Items listed in a dataset
● ● ● ● ● ● ●
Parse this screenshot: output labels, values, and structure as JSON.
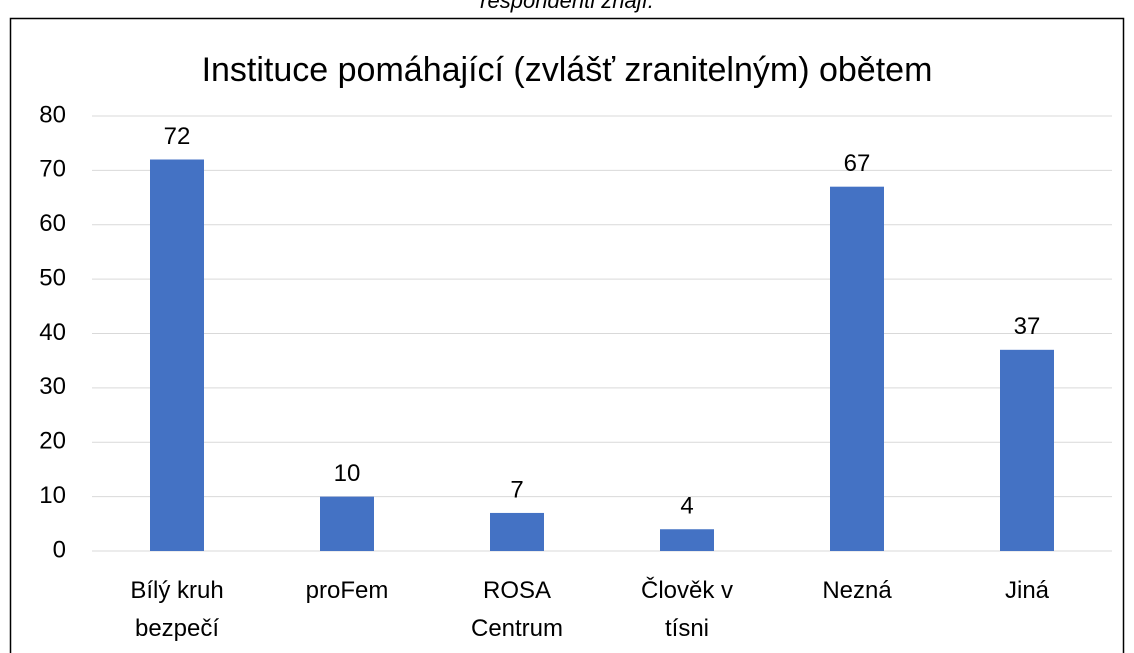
{
  "caption": "respondenti znají.",
  "chart_data": {
    "type": "bar",
    "title": "Instituce pomáhající (zvlášť zranitelným) obětem",
    "categories": [
      "Bílý kruh bezpečí",
      "proFem",
      "ROSA Centrum",
      "Člověk v tísni",
      "Nezná",
      "Jiná"
    ],
    "values": [
      72,
      10,
      7,
      4,
      67,
      37
    ],
    "color": "#4472c4",
    "ylim": [
      0,
      80
    ],
    "yticks": [
      0,
      10,
      20,
      30,
      40,
      50,
      60,
      70,
      80
    ],
    "grid": true
  }
}
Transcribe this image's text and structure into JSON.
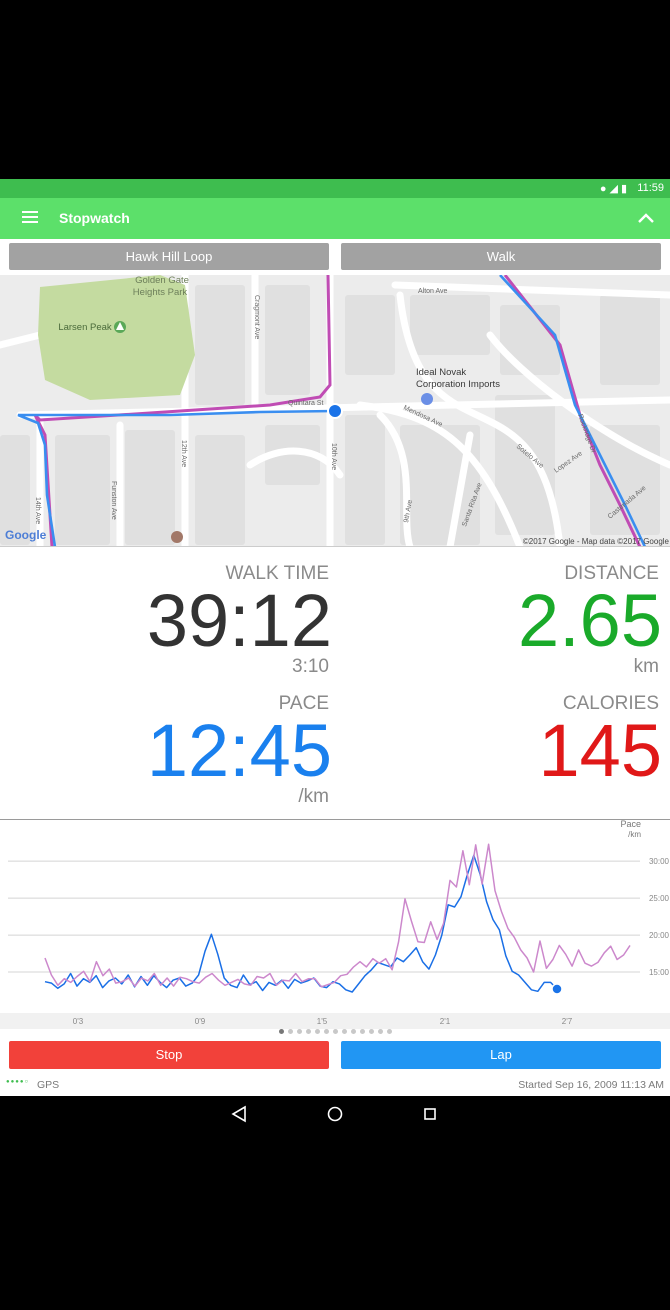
● ● ● ● ● ● ●
WHAT THE EXERCISE ASKS
Reproduce all of the data exactly, omitting each picture it holds.

EXERCISE RESPONSE
Parse this screenshot: output labels, values, and structure as JSON.
{
  "caption": "respondenti znají.",
  "chart_data": {
    "type": "bar",
    "title": "Instituce pomáhající (zvlášť zranitelným) obětem",
    "categories": [
      "Bílý kruh bezpečí",
      "proFem",
      "ROSA Centrum",
      "Člověk v tísni",
      "Nezná",
      "Jiná"
    ],
    "values": [
      72,
      10,
      7,
      4,
      67,
      37
    ],
    "color": "#4472c4",
    "ylim": [
      0,
      80
    ],
    "yticks": [
      0,
      10,
      20,
      30,
      40,
      50,
      60,
      70,
      80
    ],
    "grid": true
  }
}
Transcribe this image's text and structure into JSON.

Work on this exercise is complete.